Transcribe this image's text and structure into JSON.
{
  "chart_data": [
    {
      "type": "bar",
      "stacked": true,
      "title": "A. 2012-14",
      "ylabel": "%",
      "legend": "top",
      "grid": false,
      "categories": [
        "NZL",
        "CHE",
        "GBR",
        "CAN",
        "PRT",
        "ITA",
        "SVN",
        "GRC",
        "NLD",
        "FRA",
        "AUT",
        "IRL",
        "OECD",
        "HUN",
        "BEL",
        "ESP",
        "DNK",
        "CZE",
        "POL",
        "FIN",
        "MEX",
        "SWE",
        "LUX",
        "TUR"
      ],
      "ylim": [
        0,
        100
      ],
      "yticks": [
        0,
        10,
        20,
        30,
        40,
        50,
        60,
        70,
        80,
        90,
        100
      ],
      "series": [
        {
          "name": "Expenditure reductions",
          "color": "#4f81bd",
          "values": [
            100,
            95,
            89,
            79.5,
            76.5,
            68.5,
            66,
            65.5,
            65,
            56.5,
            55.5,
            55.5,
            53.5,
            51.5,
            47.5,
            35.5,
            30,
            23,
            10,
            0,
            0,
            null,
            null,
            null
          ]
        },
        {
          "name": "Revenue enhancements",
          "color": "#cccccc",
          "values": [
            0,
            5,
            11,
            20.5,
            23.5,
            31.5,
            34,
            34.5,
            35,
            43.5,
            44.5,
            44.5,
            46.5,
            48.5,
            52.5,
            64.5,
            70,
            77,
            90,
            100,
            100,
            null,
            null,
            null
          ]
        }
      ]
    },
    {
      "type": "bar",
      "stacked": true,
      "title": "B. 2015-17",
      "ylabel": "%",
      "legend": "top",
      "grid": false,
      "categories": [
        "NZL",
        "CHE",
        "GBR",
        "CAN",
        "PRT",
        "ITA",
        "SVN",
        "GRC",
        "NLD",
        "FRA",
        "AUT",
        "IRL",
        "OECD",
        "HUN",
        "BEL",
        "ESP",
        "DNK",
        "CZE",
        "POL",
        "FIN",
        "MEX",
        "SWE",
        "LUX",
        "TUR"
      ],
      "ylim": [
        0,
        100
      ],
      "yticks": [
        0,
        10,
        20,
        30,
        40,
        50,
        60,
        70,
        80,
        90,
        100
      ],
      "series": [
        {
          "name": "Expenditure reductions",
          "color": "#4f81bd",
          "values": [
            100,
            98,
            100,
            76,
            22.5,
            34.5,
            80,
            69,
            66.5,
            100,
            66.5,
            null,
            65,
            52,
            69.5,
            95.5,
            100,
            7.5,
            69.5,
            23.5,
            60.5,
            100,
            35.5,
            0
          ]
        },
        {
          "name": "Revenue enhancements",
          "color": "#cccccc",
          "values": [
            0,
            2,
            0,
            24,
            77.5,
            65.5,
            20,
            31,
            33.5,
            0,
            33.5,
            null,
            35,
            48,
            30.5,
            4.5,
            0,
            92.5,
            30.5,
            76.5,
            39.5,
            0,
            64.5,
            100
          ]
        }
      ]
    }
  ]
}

═══

The records above should all be quoted exactly, please.

* _Solution for this task_
Transcribe this image's text and structure into JSON.
{
  "chart_data": [
    {
      "type": "bar",
      "stacked": true,
      "title": "A. 2012-14",
      "ylabel": "%",
      "legend": "top",
      "grid": false,
      "categories": [
        "NZL",
        "CHE",
        "GBR",
        "CAN",
        "PRT",
        "ITA",
        "SVN",
        "GRC",
        "NLD",
        "FRA",
        "AUT",
        "IRL",
        "OECD",
        "HUN",
        "BEL",
        "ESP",
        "DNK",
        "CZE",
        "POL",
        "FIN",
        "MEX",
        "SWE",
        "LUX",
        "TUR"
      ],
      "ylim": [
        0,
        100
      ],
      "yticks": [
        0,
        10,
        20,
        30,
        40,
        50,
        60,
        70,
        80,
        90,
        100
      ],
      "series": [
        {
          "name": "Expenditure reductions",
          "color": "#4f81bd",
          "values": [
            100,
            95,
            89,
            79.5,
            76.5,
            68.5,
            66,
            65.5,
            65,
            56.5,
            55.5,
            55.5,
            53.5,
            51.5,
            47.5,
            35.5,
            30,
            23,
            10,
            0,
            0,
            null,
            null,
            null
          ]
        },
        {
          "name": "Revenue enhancements",
          "color": "#cccccc",
          "values": [
            0,
            5,
            11,
            20.5,
            23.5,
            31.5,
            34,
            34.5,
            35,
            43.5,
            44.5,
            44.5,
            46.5,
            48.5,
            52.5,
            64.5,
            70,
            77,
            90,
            100,
            100,
            null,
            null,
            null
          ]
        }
      ]
    },
    {
      "type": "bar",
      "stacked": true,
      "title": "B. 2015-17",
      "ylabel": "%",
      "legend": "top",
      "grid": false,
      "categories": [
        "NZL",
        "CHE",
        "GBR",
        "CAN",
        "PRT",
        "ITA",
        "SVN",
        "GRC",
        "NLD",
        "FRA",
        "AUT",
        "IRL",
        "OECD",
        "HUN",
        "BEL",
        "ESP",
        "DNK",
        "CZE",
        "POL",
        "FIN",
        "MEX",
        "SWE",
        "LUX",
        "TUR"
      ],
      "ylim": [
        0,
        100
      ],
      "yticks": [
        0,
        10,
        20,
        30,
        40,
        50,
        60,
        70,
        80,
        90,
        100
      ],
      "series": [
        {
          "name": "Expenditure reductions",
          "color": "#4f81bd",
          "values": [
            100,
            98,
            100,
            76,
            22.5,
            34.5,
            80,
            69,
            66.5,
            100,
            66.5,
            null,
            65,
            52,
            69.5,
            95.5,
            100,
            7.5,
            69.5,
            23.5,
            60.5,
            100,
            35.5,
            0
          ]
        },
        {
          "name": "Revenue enhancements",
          "color": "#cccccc",
          "values": [
            0,
            2,
            0,
            24,
            77.5,
            65.5,
            20,
            31,
            33.5,
            0,
            33.5,
            null,
            35,
            48,
            30.5,
            4.5,
            0,
            92.5,
            30.5,
            76.5,
            39.5,
            0,
            64.5,
            100
          ]
        }
      ]
    }
  ]
}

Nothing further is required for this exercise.